THE EXERCISE » Go through the data below. Pull out every line that has the word "Vacinados".
## start
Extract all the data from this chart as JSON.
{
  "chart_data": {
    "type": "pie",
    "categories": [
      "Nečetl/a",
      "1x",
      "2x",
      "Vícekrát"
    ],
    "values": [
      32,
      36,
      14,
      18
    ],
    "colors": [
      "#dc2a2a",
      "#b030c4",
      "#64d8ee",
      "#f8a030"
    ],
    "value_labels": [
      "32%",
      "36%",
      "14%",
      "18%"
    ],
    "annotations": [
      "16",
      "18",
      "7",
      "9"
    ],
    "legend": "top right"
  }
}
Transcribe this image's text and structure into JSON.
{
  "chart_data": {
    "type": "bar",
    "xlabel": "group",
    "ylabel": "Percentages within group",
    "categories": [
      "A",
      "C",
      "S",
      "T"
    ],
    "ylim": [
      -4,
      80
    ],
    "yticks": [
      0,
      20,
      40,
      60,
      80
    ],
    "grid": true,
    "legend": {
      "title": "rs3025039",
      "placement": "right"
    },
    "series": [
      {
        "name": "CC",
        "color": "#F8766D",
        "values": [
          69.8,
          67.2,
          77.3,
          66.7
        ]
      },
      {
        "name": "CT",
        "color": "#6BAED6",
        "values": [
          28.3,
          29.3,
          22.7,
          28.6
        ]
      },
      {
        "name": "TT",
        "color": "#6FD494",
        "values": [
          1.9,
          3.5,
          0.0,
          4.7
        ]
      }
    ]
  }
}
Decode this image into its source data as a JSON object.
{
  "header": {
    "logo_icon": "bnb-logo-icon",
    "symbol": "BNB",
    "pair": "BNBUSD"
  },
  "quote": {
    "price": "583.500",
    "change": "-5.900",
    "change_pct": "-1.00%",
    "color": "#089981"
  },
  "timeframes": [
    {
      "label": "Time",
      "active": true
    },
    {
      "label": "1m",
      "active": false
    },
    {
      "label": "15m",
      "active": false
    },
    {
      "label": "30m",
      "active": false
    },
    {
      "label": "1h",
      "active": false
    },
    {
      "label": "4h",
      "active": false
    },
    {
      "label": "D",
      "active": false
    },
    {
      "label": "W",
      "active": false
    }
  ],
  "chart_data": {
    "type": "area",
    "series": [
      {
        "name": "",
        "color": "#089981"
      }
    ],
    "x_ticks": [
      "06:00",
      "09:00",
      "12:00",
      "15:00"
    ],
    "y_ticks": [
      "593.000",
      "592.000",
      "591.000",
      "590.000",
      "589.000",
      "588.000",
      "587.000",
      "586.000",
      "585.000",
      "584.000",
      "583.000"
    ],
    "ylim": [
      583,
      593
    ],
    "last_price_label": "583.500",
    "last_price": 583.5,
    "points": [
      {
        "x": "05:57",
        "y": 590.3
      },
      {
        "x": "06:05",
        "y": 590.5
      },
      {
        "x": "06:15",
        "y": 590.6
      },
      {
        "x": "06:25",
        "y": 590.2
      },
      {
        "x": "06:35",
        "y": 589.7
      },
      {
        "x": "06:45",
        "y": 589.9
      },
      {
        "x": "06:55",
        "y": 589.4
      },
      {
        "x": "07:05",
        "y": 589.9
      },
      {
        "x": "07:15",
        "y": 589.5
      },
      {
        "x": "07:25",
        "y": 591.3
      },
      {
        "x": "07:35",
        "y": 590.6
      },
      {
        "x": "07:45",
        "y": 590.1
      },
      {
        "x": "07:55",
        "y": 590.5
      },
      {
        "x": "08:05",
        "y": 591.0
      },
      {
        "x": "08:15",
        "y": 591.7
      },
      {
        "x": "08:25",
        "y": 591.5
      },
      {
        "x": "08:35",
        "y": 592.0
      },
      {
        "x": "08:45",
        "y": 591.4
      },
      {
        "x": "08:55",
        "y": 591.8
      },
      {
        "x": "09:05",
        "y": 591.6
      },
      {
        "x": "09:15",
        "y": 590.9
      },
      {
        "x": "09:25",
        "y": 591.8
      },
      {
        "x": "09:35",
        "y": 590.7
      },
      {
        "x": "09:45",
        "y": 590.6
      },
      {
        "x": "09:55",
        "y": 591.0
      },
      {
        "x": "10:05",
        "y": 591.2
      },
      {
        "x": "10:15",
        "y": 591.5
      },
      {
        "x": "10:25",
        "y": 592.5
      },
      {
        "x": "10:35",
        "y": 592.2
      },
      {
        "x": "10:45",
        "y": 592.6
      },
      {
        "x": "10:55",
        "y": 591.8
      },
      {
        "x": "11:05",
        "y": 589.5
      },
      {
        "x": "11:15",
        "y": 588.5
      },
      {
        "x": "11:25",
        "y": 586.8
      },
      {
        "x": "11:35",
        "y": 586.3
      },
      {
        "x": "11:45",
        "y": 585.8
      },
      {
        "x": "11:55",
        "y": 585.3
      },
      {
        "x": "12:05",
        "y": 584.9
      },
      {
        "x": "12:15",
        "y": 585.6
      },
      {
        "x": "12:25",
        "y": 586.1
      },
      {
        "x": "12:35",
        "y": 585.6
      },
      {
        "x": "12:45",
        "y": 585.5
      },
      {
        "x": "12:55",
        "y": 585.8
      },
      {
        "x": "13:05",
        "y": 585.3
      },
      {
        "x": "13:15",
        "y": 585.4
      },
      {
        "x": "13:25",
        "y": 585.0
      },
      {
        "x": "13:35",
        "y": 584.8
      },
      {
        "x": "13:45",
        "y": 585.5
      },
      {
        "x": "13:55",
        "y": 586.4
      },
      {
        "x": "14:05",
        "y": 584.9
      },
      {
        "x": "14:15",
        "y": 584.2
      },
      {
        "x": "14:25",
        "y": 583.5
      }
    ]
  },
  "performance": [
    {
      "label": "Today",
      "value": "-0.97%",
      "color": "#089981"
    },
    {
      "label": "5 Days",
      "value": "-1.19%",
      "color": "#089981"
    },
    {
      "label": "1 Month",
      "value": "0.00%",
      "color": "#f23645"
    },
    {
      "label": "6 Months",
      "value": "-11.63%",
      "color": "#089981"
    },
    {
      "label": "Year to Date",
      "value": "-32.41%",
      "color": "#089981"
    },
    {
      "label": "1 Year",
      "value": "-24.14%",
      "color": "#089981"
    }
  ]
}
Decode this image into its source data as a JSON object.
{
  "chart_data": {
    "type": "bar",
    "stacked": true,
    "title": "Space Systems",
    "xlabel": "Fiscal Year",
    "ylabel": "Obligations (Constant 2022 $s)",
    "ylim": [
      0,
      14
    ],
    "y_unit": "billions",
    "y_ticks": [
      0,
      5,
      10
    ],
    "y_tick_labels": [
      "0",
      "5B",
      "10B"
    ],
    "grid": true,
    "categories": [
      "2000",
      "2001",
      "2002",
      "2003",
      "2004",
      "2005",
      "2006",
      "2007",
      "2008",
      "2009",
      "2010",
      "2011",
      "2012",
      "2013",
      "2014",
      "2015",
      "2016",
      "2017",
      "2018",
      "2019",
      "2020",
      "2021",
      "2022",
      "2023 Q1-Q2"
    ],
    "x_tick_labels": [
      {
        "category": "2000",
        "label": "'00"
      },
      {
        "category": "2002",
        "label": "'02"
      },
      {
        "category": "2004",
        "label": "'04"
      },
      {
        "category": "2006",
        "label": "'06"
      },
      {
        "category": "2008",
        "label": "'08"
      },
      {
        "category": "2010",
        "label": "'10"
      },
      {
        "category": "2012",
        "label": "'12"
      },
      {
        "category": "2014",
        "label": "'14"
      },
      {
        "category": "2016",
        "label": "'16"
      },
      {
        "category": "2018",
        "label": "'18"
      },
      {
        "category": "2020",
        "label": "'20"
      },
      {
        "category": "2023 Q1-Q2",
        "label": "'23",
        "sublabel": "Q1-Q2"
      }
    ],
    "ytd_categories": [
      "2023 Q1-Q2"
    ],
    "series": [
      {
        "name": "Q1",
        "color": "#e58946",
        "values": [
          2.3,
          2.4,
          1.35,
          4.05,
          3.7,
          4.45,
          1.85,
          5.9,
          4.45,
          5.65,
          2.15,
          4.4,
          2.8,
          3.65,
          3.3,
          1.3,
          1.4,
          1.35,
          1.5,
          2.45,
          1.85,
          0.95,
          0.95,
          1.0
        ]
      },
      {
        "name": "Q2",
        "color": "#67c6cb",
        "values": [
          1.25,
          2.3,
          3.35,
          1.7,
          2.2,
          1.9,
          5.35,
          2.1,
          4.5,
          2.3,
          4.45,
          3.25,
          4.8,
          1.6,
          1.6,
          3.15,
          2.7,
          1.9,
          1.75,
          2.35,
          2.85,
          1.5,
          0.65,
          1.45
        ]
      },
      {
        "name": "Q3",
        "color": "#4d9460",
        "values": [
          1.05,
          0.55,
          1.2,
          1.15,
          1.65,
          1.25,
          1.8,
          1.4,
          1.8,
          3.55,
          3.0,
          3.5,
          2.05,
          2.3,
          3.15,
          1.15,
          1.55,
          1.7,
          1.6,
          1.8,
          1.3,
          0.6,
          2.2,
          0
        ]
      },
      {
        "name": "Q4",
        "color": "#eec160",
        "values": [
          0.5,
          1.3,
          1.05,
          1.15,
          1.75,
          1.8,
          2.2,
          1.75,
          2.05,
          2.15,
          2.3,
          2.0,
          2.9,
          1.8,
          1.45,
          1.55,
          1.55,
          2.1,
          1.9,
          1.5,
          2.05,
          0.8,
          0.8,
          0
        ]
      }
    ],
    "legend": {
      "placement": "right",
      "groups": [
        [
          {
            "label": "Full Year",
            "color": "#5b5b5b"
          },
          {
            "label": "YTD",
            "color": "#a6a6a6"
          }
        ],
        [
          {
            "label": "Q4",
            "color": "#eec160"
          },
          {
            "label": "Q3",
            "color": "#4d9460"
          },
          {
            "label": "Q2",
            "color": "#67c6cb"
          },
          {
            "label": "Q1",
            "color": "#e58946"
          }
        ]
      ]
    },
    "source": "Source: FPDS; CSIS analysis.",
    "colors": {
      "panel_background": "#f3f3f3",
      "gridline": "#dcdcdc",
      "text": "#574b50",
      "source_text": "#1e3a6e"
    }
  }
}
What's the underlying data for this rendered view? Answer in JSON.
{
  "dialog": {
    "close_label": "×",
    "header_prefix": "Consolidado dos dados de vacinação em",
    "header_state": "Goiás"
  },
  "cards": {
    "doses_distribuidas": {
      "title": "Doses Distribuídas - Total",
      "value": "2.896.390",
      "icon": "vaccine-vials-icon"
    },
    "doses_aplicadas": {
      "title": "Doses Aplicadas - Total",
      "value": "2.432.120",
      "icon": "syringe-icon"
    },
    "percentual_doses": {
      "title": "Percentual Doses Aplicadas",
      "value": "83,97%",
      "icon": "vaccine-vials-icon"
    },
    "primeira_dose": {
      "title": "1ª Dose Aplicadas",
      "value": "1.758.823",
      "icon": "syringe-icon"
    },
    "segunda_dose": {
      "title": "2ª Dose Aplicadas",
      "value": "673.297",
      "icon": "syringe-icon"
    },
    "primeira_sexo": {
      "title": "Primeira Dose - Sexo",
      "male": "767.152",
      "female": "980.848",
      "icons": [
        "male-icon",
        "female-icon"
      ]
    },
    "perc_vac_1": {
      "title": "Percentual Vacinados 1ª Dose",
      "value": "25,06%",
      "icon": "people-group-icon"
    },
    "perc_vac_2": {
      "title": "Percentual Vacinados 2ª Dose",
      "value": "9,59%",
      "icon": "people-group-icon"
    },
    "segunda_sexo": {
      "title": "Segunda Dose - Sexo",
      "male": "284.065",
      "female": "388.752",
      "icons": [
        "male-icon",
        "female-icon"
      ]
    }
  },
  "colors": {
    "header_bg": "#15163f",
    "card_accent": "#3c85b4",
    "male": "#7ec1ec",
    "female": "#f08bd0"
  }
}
## end
TASK RESULT »
      "title": "Percentual Vacinados 1ª Dose",
      "title": "Percentual Vacinados 2ª Dose",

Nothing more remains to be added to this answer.